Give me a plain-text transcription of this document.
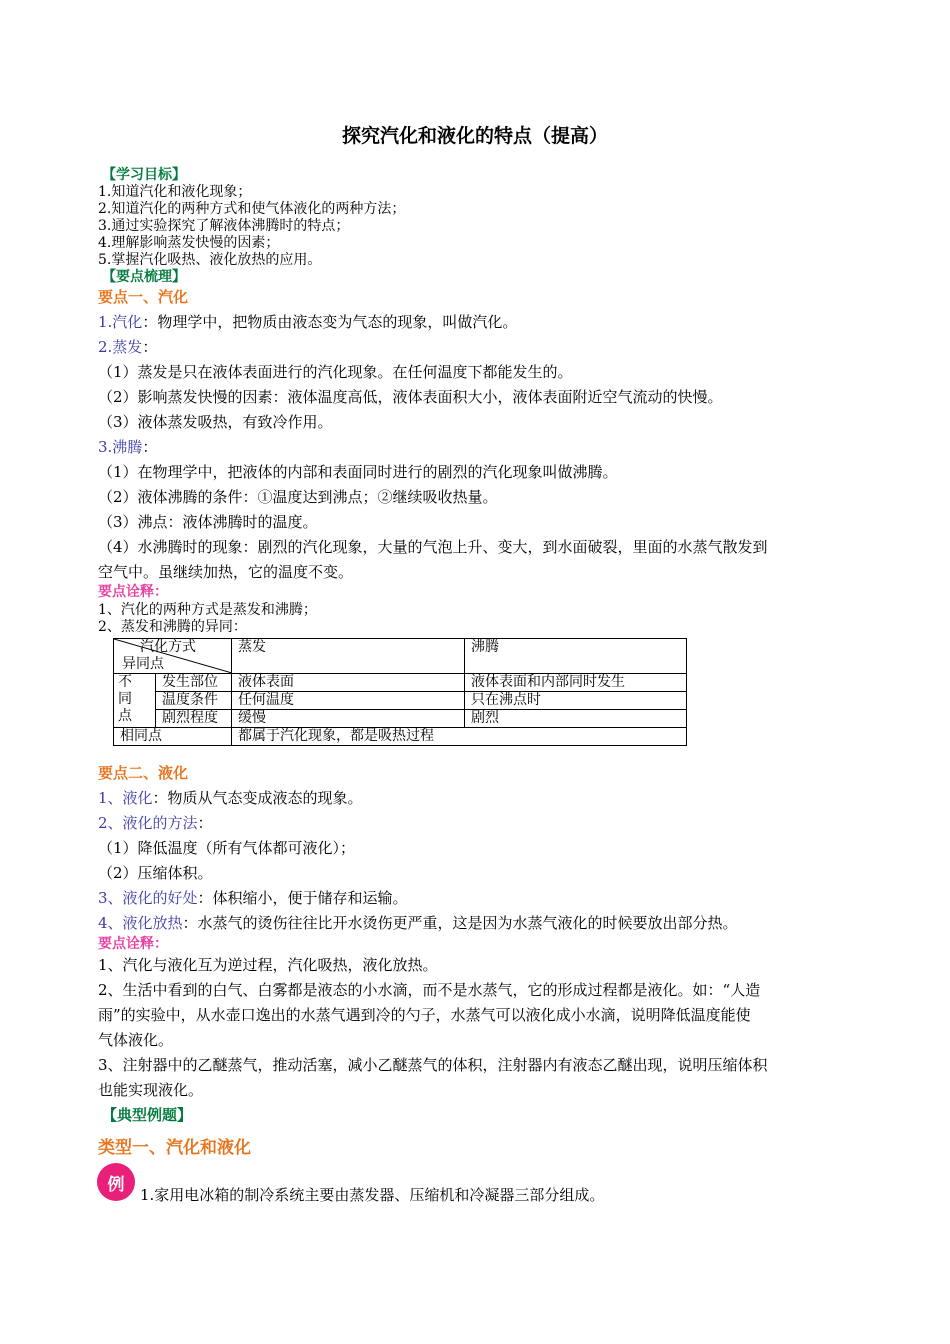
探究汽化和液化的特点（提高）
【学习目标】
1.知道汽化和液化现象；
2.知道汽化的两种方式和使气体液化的两种方法；
3.通过实验探究了解液体沸腾时的特点；
4.理解影响蒸发快慢的因素；
5.掌握汽化吸热、液化放热的应用。
【要点梳理】
要点一、汽化
1.汽化：物理学中，把物质由液态变为气态的现象，叫做汽化。
2.蒸发：
（1）蒸发是只在液体表面进行的汽化现象。在任何温度下都能发生的。
（2）影响蒸发快慢的因素：液体温度高低，液体表面积大小，液体表面附近空气流动的快慢。
（3）液体蒸发吸热，有致冷作用。
3.沸腾：
（1）在物理学中，把液体的内部和表面同时进行的剧烈的汽化现象叫做沸腾。
（2）液体沸腾的条件：①温度达到沸点；②继续吸收热量。
（3）沸点：液体沸腾时的温度。
（4）水沸腾时的现象：剧烈的汽化现象，大量的气泡上升、变大，到水面破裂，里面的水蒸气散发到
空气中。虽继续加热，它的温度不变。
要点诠释：
1、汽化的两种方式是蒸发和沸腾；
2、蒸发和沸腾的异同：
汽化方式
异同点		蒸发	沸腾

不
同
点	发生部位	液体表面	液体表面和内部同时发生
	温度条件	任何温度	只在沸点时
	剧烈程度	缓慢	剧烈
相同点		都属于汽化现象，都是吸热过程	
要点二、液化
1、液化：物质从气态变成液态的现象。
2、液化的方法：
（1）降低温度（所有气体都可液化）；
（2）压缩体积。
3、液化的好处：体积缩小，便于储存和运输。
4、液化放热：水蒸气的烫伤往往比开水烫伤更严重，这是因为水蒸气液化的时候要放出部分热。
要点诠释：
1、汽化与液化互为逆过程，汽化吸热，液化放热。
2、生活中看到的白气、白雾都是液态的小水滴，而不是水蒸气，它的形成过程都是液化。如：“人造
雨”的实验中，从水壶口逸出的水蒸气遇到冷的勺子，水蒸气可以液化成小水滴，说明降低温度能使
气体液化。
3、注射器中的乙醚蒸气，推动活塞，减小乙醚蒸气的体积，注射器内有液态乙醚出现，说明压缩体积
也能实现液化。
【典型例题】
类型一、汽化和液化
例
1.家用电冰箱的制冷系统主要由蒸发器、压缩机和冷凝器三部分组成。
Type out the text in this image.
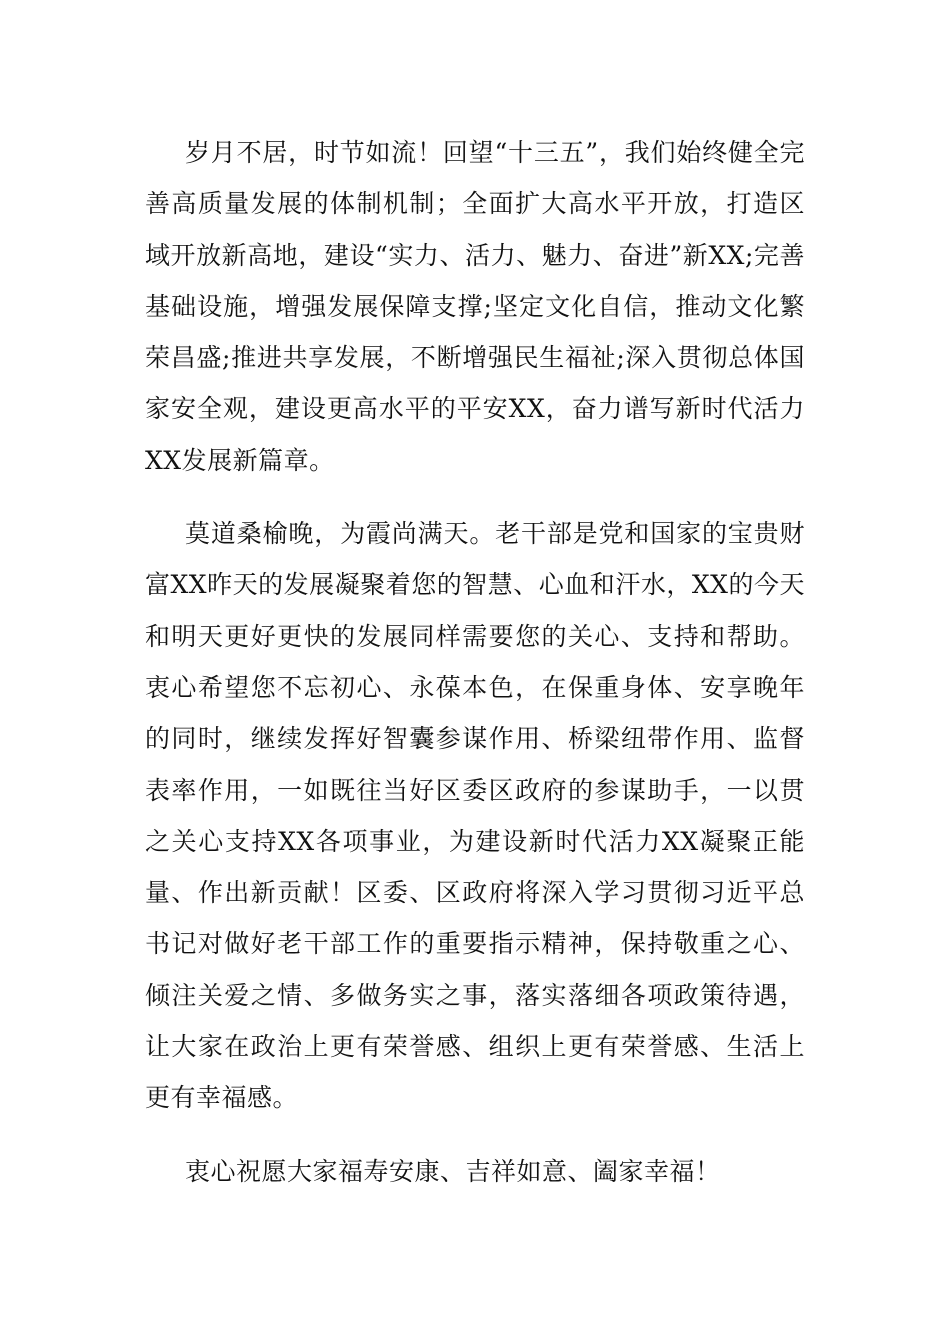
岁月不居，时节如流！回望“十三五”，我们始终健全完善高质量发展的体制机制；全面扩大高水平开放，打造区域开放新高地，建设“实力、活力、魅力、奋进”新XX;完善基础设施，增强发展保障支撑;坚定文化自信，推动文化繁荣昌盛;推进共享发展，不断增强民生福祉;深入贯彻总体国家安全观，建设更高水平的平安XX，奋力谱写新时代活力XX发展新篇章。

莫道桑榆晚，为霞尚满天。老干部是党和国家的宝贵财富XX昨天的发展凝聚着您的智慧、心血和汗水，XX的今天和明天更好更快的发展同样需要您的关心、支持和帮助。衷心希望您不忘初心、永葆本色，在保重身体、安享晚年的同时，继续发挥好智囊参谋作用、桥梁纽带作用、监督表率作用，一如既往当好区委区政府的参谋助手，一以贯之关心支持XX各项事业，为建设新时代活力XX凝聚正能量、作出新贡献！区委、区政府将深入学习贯彻习近平总书记对做好老干部工作的重要指示精神，保持敬重之心、倾注关爱之情、多做务实之事，落实落细各项政策待遇，让大家在政治上更有荣誉感、组织上更有荣誉感、生活上更有幸福感。

衷心祝愿大家福寿安康、吉祥如意、阖家幸福！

________________________________________

_Objective_.
Leave out the pictures and print every line of the data exactly.

_Answer for this exercise_.
Give me a plain-text transcription of this document.
探究汽化和液化的特点（提高）
【学习目标】
1.知道汽化和液化现象；
2.知道汽化的两种方式和使气体液化的两种方法；
3.通过实验探究了解液体沸腾时的特点；
4.理解影响蒸发快慢的因素；
5.掌握汽化吸热、液化放热的应用。
【要点梳理】
要点一、汽化
1.汽化：物理学中，把物质由液态变为气态的现象，叫做汽化。
2.蒸发：
（1）蒸发是只在液体表面进行的汽化现象。在任何温度下都能发生的。
（2）影响蒸发快慢的因素：液体温度高低，液体表面积大小，液体表面附近空气流动的快慢。
（3）液体蒸发吸热，有致冷作用。
3.沸腾：
（1）在物理学中，把液体的内部和表面同时进行的剧烈的汽化现象叫做沸腾。
（2）液体沸腾的条件：①温度达到沸点；②继续吸收热量。
（3）沸点：液体沸腾时的温度。
（4）水沸腾时的现象：剧烈的汽化现象，大量的气泡上升、变大，到水面破裂，里面的水蒸气散发到
空气中。虽继续加热，它的温度不变。
要点诠释：
1、汽化的两种方式是蒸发和沸腾；
2、蒸发和沸腾的异同：
汽化方式
异同点		蒸发	沸腾

不
同
点	发生部位	液体表面	液体表面和内部同时发生
	温度条件	任何温度	只在沸点时
	剧烈程度	缓慢	剧烈
相同点		都属于汽化现象，都是吸热过程	
要点二、液化
1、液化：物质从气态变成液态的现象。
2、液化的方法：
（1）降低温度（所有气体都可液化）；
（2）压缩体积。
3、液化的好处：体积缩小，便于储存和运输。
4、液化放热：水蒸气的烫伤往往比开水烫伤更严重，这是因为水蒸气液化的时候要放出部分热。
要点诠释：
1、汽化与液化互为逆过程，汽化吸热，液化放热。
2、生活中看到的白气、白雾都是液态的小水滴，而不是水蒸气，它的形成过程都是液化。如：“人造
雨”的实验中，从水壶口逸出的水蒸气遇到冷的勺子，水蒸气可以液化成小水滴，说明降低温度能使
气体液化。
3、注射器中的乙醚蒸气，推动活塞，减小乙醚蒸气的体积，注射器内有液态乙醚出现，说明压缩体积
也能实现液化。
【典型例题】
类型一、汽化和液化
例
1.家用电冰箱的制冷系统主要由蒸发器、压缩机和冷凝器三部分组成。
Type out the text in this image.
岁月不居，时节如流！回望“十三五”，我们始终健全完善高质量发展的体制机制；全面扩大高水平开放，打造区域开放新高地，建设“实力、活力、魅力、奋进”新XX;完善基础设施，增强发展保障支撑;坚定文化自信，推动文化繁荣昌盛;推进共享发展，不断增强民生福祉;深入贯彻总体国家安全观，建设更高水平的平安XX，奋力谱写新时代活力XX发展新篇章。

莫道桑榆晚，为霞尚满天。老干部是党和国家的宝贵财富XX昨天的发展凝聚着您的智慧、心血和汗水，XX的今天和明天更好更快的发展同样需要您的关心、支持和帮助。衷心希望您不忘初心、永葆本色，在保重身体、安享晚年的同时，继续发挥好智囊参谋作用、桥梁纽带作用、监督表率作用，一如既往当好区委区政府的参谋助手，一以贯之关心支持XX各项事业，为建设新时代活力XX凝聚正能量、作出新贡献！区委、区政府将深入学习贯彻习近平总书记对做好老干部工作的重要指示精神，保持敬重之心、倾注关爱之情、多做务实之事，落实落细各项政策待遇，让大家在政治上更有荣誉感、组织上更有荣誉感、生活上更有幸福感。

衷心祝愿大家福寿安康、吉祥如意、阖家幸福！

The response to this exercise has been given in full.